Check the listing below for lines with the word "this" and say how many there are, with nothing but the number.

— Start Dataset extract —

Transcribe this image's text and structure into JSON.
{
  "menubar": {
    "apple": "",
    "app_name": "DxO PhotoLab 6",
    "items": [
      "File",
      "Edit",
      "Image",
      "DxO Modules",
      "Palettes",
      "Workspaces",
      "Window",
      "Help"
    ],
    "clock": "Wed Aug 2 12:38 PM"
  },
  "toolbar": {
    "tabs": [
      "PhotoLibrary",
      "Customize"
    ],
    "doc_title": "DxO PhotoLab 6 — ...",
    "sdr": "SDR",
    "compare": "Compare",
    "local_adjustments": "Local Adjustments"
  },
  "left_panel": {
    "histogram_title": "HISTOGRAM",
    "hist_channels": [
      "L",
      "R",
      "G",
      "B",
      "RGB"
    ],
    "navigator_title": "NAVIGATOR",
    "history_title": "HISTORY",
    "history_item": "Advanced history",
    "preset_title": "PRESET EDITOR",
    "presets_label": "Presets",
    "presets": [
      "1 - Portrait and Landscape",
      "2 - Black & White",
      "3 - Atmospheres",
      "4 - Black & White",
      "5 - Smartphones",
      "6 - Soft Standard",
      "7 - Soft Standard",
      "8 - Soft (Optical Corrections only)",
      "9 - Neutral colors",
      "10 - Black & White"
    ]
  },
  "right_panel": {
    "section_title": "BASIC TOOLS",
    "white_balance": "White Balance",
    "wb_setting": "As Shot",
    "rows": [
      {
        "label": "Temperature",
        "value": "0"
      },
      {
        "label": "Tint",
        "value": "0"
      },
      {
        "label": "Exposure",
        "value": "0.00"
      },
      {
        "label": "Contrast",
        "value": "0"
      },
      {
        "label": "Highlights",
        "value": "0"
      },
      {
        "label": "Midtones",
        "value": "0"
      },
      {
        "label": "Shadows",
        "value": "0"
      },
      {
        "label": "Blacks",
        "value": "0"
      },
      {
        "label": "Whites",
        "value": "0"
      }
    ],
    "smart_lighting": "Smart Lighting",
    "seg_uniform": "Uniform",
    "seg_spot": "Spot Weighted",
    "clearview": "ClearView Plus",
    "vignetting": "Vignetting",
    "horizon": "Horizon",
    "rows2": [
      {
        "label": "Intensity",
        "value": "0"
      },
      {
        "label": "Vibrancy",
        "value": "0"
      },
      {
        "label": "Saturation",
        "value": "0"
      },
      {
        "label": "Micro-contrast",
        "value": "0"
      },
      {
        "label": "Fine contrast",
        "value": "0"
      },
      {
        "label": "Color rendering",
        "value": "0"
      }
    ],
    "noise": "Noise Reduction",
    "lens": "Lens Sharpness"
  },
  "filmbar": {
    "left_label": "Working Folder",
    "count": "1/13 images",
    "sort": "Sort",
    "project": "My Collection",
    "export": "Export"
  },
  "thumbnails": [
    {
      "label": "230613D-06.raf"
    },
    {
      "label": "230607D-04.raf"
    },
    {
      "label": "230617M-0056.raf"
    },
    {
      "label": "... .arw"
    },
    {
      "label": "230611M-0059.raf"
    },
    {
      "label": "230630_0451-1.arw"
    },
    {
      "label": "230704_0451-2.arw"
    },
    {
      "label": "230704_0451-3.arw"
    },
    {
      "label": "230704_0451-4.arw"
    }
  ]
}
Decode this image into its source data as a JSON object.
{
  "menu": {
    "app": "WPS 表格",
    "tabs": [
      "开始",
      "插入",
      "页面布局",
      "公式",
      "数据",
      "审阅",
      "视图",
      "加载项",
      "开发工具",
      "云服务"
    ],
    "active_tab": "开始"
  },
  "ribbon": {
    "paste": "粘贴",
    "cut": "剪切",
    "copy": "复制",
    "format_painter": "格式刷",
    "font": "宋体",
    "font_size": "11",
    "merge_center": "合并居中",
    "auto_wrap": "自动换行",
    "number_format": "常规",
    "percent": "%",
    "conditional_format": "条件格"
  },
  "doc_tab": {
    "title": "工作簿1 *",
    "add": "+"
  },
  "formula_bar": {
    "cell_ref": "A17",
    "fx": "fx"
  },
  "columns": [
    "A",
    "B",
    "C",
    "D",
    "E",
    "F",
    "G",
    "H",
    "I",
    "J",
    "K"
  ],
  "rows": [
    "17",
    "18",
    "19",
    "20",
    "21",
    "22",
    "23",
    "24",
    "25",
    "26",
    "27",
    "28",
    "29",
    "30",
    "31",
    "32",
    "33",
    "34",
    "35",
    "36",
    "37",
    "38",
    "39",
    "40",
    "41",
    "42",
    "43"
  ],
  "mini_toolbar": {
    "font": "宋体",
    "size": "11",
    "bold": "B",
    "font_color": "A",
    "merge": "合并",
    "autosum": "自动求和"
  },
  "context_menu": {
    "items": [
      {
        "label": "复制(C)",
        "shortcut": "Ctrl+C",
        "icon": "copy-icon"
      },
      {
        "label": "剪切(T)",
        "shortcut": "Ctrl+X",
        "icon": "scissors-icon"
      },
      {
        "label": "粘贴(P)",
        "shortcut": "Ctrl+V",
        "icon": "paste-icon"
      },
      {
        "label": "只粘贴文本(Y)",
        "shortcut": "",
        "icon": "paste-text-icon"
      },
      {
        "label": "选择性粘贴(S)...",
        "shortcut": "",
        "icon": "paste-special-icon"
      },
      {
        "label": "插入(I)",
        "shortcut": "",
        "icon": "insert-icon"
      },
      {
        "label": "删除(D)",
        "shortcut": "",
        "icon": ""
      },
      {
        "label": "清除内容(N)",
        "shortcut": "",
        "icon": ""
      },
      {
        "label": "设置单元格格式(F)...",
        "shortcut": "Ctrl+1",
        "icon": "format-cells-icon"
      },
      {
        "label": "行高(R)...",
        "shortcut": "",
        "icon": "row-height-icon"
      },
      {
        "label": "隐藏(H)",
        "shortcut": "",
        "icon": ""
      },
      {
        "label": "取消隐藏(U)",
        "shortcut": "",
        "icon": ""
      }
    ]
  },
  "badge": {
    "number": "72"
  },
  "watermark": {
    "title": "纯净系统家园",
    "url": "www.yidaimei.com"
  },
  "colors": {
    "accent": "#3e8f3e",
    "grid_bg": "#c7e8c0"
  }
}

— End Dataset extract —

▶ [Correct response]:
2